▶ [Work to be completed]: Exactly repeat the material, dropping every picture from the copy.

▶ [Record set]:
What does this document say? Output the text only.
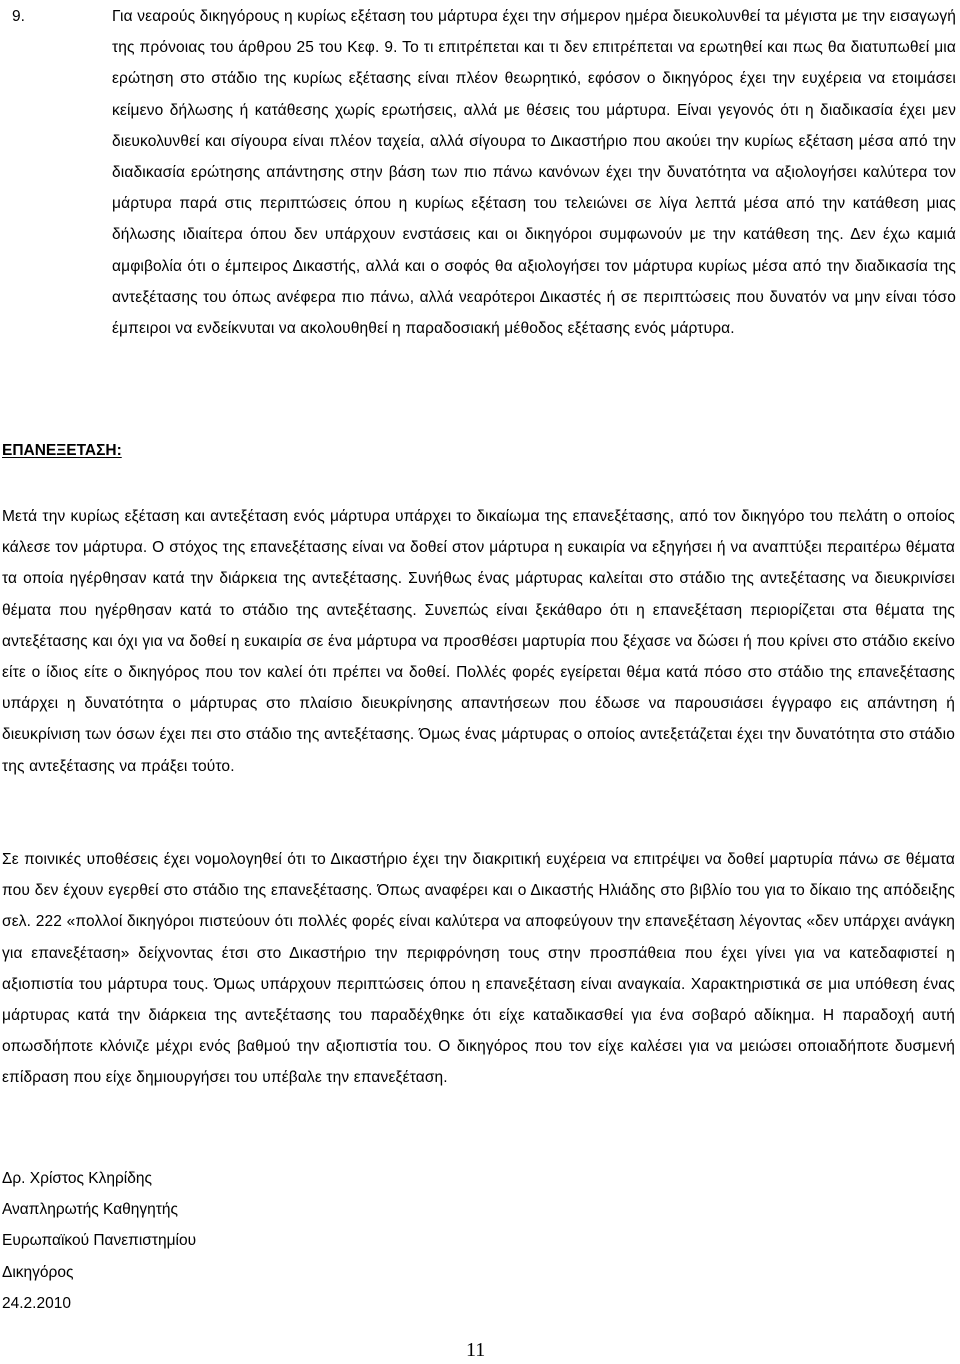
9.	Για νεαρούς δικηγόρους η κυρίως εξέταση του μάρτυρα έχει την σήμερον ημέρα διευκολυνθεί τα μέγιστα με την εισαγωγή της πρόνοιας του άρθρου 25 του Κεφ. 9. Το τι επιτρέπεται και τι δεν επιτρέπεται να ερωτηθεί και πως θα διατυπωθεί μια ερώτηση στο στάδιο της κυρίως εξέτασης είναι πλέον θεωρητικό, εφόσον ο δικηγόρος έχει την ευχέρεια να ετοιμάσει κείμενο δήλωσης ή κατάθεσης χωρίς ερωτήσεις, αλλά με θέσεις του μάρτυρα. Είναι γεγονός ότι η διαδικασία έχει μεν διευκολυνθεί και σίγουρα είναι πλέον ταχεία, αλλά σίγουρα το Δικαστήριο που ακούει την κυρίως εξέταση μέσα από την διαδικασία ερώτησης απάντησης στην βάση των πιο πάνω κανόνων έχει την δυνατότητα να αξιολογήσει καλύτερα τον μάρτυρα παρά στις περιπτώσεις όπου η κυρίως εξέταση του τελειώνει σε λίγα λεπτά μέσα από την κατάθεση μιας δήλωσης ιδιαίτερα όπου δεν υπάρχουν ενστάσεις και οι δικηγόροι συμφωνούν με την κατάθεση της. Δεν έχω καμιά αμφιβολία ότι ο έμπειρος Δικαστής, αλλά και ο σοφός θα αξιολογήσει τον μάρτυρα κυρίως μέσα από την διαδικασία της αντεξέτασης του όπως ανέφερα πιο πάνω, αλλά νεαρότεροι Δικαστές ή σε περιπτώσεις που δυνατόν να μην είναι τόσο έμπειροι να ενδείκνυται να ακολουθηθεί η παραδοσιακή μέθοδος εξέτασης ενός μάρτυρα.
ΕΠΑΝΕΞΕΤΑΣΗ:
Μετά την κυρίως εξέταση και αντεξέταση ενός μάρτυρα υπάρχει το δικαίωμα της επανεξέτασης, από τον δικηγόρο του πελάτη ο οποίος κάλεσε τον μάρτυρα. Ο στόχος της επανεξέτασης είναι να δοθεί στον μάρτυρα η ευκαιρία να εξηγήσει ή να αναπτύξει περαιτέρω θέματα τα οποία ηγέρθησαν κατά την διάρκεια της αντεξέτασης. Συνήθως ένας μάρτυρας καλείται στο στάδιο της αντεξέτασης να διευκρινίσει θέματα που ηγέρθησαν κατά το στάδιο της αντεξέτασης. Συνεπώς είναι ξεκάθαρο ότι η επανεξέταση περιορίζεται στα θέματα της αντεξέτασης και όχι για να δοθεί η ευκαιρία σε ένα μάρτυρα να προσθέσει μαρτυρία που ξέχασε να δώσει ή που κρίνει στο στάδιο εκείνο είτε ο ίδιος είτε ο δικηγόρος που τον καλεί ότι πρέπει να δοθεί. Πολλές φορές εγείρεται θέμα κατά πόσο στο στάδιο της επανεξέτασης υπάρχει η δυνατότητα ο μάρτυρας στο πλαίσιο διευκρίνησης απαντήσεων που έδωσε να παρουσιάσει έγγραφο εις απάντηση ή διευκρίνιση των όσων έχει πει στο στάδιο της αντεξέτασης. Όμως ένας μάρτυρας ο οποίος αντεξετάζεται έχει την δυνατότητα στο στάδιο της αντεξέτασης να πράξει τούτο.
Σε ποινικές υποθέσεις έχει νομολογηθεί ότι το Δικαστήριο έχει την διακριτική ευχέρεια να επιτρέψει να δοθεί μαρτυρία πάνω σε θέματα που δεν έχουν εγερθεί στο στάδιο της επανεξέτασης. Όπως αναφέρει και ο Δικαστής Ηλιάδης στο βιβλίο του για το δίκαιο της απόδειξης σελ. 222 «πολλοί δικηγόροι πιστεύουν ότι πολλές φορές είναι καλύτερα να αποφεύγουν την επανεξέταση λέγοντας «δεν υπάρχει ανάγκη για επανεξέταση» δείχνοντας έτσι στο Δικαστήριο την περιφρόνηση τους στην προσπάθεια που έχει γίνει για να κατεδαφιστεί η αξιοπιστία του μάρτυρα τους. Όμως υπάρχουν περιπτώσεις όπου η επανεξέταση είναι αναγκαία. Χαρακτηριστικά σε μια υπόθεση ένας μάρτυρας κατά την διάρκεια της αντεξέτασης του παραδέχθηκε ότι είχε καταδικασθεί για ένα σοβαρό αδίκημα. Η παραδοχή αυτή οπωσδήποτε κλόνιζε μέχρι ενός βαθμού την αξιοπιστία του. Ο δικηγόρος που τον είχε καλέσει για να μειώσει οποιαδήποτε δυσμενή επίδραση που είχε δημιουργήσει του υπέβαλε την επανεξέταση.
Δρ. Χρίστος Κληρίδης
Αναπληρωτής Καθηγητής
Ευρωπαϊκού Πανεπιστημίου
Δικηγόρος
24.2.2010
11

▶ [Completed task]:
What does this document say? Output the text only.
9.	Για νεαρούς δικηγόρους η κυρίως εξέταση του μάρτυρα έχει την σήμερον ημέρα διευκολυνθεί τα μέγιστα με την εισαγωγή της πρόνοιας του άρθρου 25 του Κεφ. 9. Το τι επιτρέπεται και τι δεν επιτρέπεται να ερωτηθεί και πως θα διατυπωθεί μια ερώτηση στο στάδιο της κυρίως εξέτασης είναι πλέον θεωρητικό, εφόσον ο δικηγόρος έχει την ευχέρεια να ετοιμάσει κείμενο δήλωσης ή κατάθεσης χωρίς ερωτήσεις, αλλά με θέσεις του μάρτυρα. Είναι γεγονός ότι η διαδικασία έχει μεν διευκολυνθεί και σίγουρα είναι πλέον ταχεία, αλλά σίγουρα το Δικαστήριο που ακούει την κυρίως εξέταση μέσα από την διαδικασία ερώτησης απάντησης στην βάση των πιο πάνω κανόνων έχει την δυνατότητα να αξιολογήσει καλύτερα τον μάρτυρα παρά στις περιπτώσεις όπου η κυρίως εξέταση του τελειώνει σε λίγα λεπτά μέσα από την κατάθεση μιας δήλωσης ιδιαίτερα όπου δεν υπάρχουν ενστάσεις και οι δικηγόροι συμφωνούν με την κατάθεση της. Δεν έχω καμιά αμφιβολία ότι ο έμπειρος Δικαστής, αλλά και ο σοφός θα αξιολογήσει τον μάρτυρα κυρίως μέσα από την διαδικασία της αντεξέτασης του όπως ανέφερα πιο πάνω, αλλά νεαρότεροι Δικαστές ή σε περιπτώσεις που δυνατόν να μην είναι τόσο έμπειροι να ενδείκνυται να ακολουθηθεί η παραδοσιακή μέθοδος εξέτασης ενός μάρτυρα.
ΕΠΑΝΕΞΕΤΑΣΗ:
Μετά την κυρίως εξέταση και αντεξέταση ενός μάρτυρα υπάρχει το δικαίωμα της επανεξέτασης, από τον δικηγόρο του πελάτη ο οποίος κάλεσε τον μάρτυρα. Ο στόχος της επανεξέτασης είναι να δοθεί στον μάρτυρα η ευκαιρία να εξηγήσει ή να αναπτύξει περαιτέρω θέματα τα οποία ηγέρθησαν κατά την διάρκεια της αντεξέτασης. Συνήθως ένας μάρτυρας καλείται στο στάδιο της αντεξέτασης να διευκρινίσει θέματα που ηγέρθησαν κατά το στάδιο της αντεξέτασης. Συνεπώς είναι ξεκάθαρο ότι η επανεξέταση περιορίζεται στα θέματα της αντεξέτασης και όχι για να δοθεί η ευκαιρία σε ένα μάρτυρα να προσθέσει μαρτυρία που ξέχασε να δώσει ή που κρίνει στο στάδιο εκείνο είτε ο ίδιος είτε ο δικηγόρος που τον καλεί ότι πρέπει να δοθεί. Πολλές φορές εγείρεται θέμα κατά πόσο στο στάδιο της επανεξέτασης υπάρχει η δυνατότητα ο μάρτυρας στο πλαίσιο διευκρίνησης απαντήσεων που έδωσε να παρουσιάσει έγγραφο εις απάντηση ή διευκρίνιση των όσων έχει πει στο στάδιο της αντεξέτασης. Όμως ένας μάρτυρας ο οποίος αντεξετάζεται έχει την δυνατότητα στο στάδιο της αντεξέτασης να πράξει τούτο.
Σε ποινικές υποθέσεις έχει νομολογηθεί ότι το Δικαστήριο έχει την διακριτική ευχέρεια να επιτρέψει να δοθεί μαρτυρία πάνω σε θέματα που δεν έχουν εγερθεί στο στάδιο της επανεξέτασης. Όπως αναφέρει και ο Δικαστής Ηλιάδης στο βιβλίο του για το δίκαιο της απόδειξης σελ. 222 «πολλοί δικηγόροι πιστεύουν ότι πολλές φορές είναι καλύτερα να αποφεύγουν την επανεξέταση λέγοντας «δεν υπάρχει ανάγκη για επανεξέταση» δείχνοντας έτσι στο Δικαστήριο την περιφρόνηση τους στην προσπάθεια που έχει γίνει για να κατεδαφιστεί η αξιοπιστία του μάρτυρα τους. Όμως υπάρχουν περιπτώσεις όπου η επανεξέταση είναι αναγκαία. Χαρακτηριστικά σε μια υπόθεση ένας μάρτυρας κατά την διάρκεια της αντεξέτασης του παραδέχθηκε ότι είχε καταδικασθεί για ένα σοβαρό αδίκημα. Η παραδοχή αυτή οπωσδήποτε κλόνιζε μέχρι ενός βαθμού την αξιοπιστία του. Ο δικηγόρος που τον είχε καλέσει για να μειώσει οποιαδήποτε δυσμενή επίδραση που είχε δημιουργήσει του υπέβαλε την επανεξέταση.
Δρ. Χρίστος Κληρίδης
Αναπληρωτής Καθηγητής
Ευρωπαϊκού Πανεπιστημίου
Δικηγόρος
24.2.2010
11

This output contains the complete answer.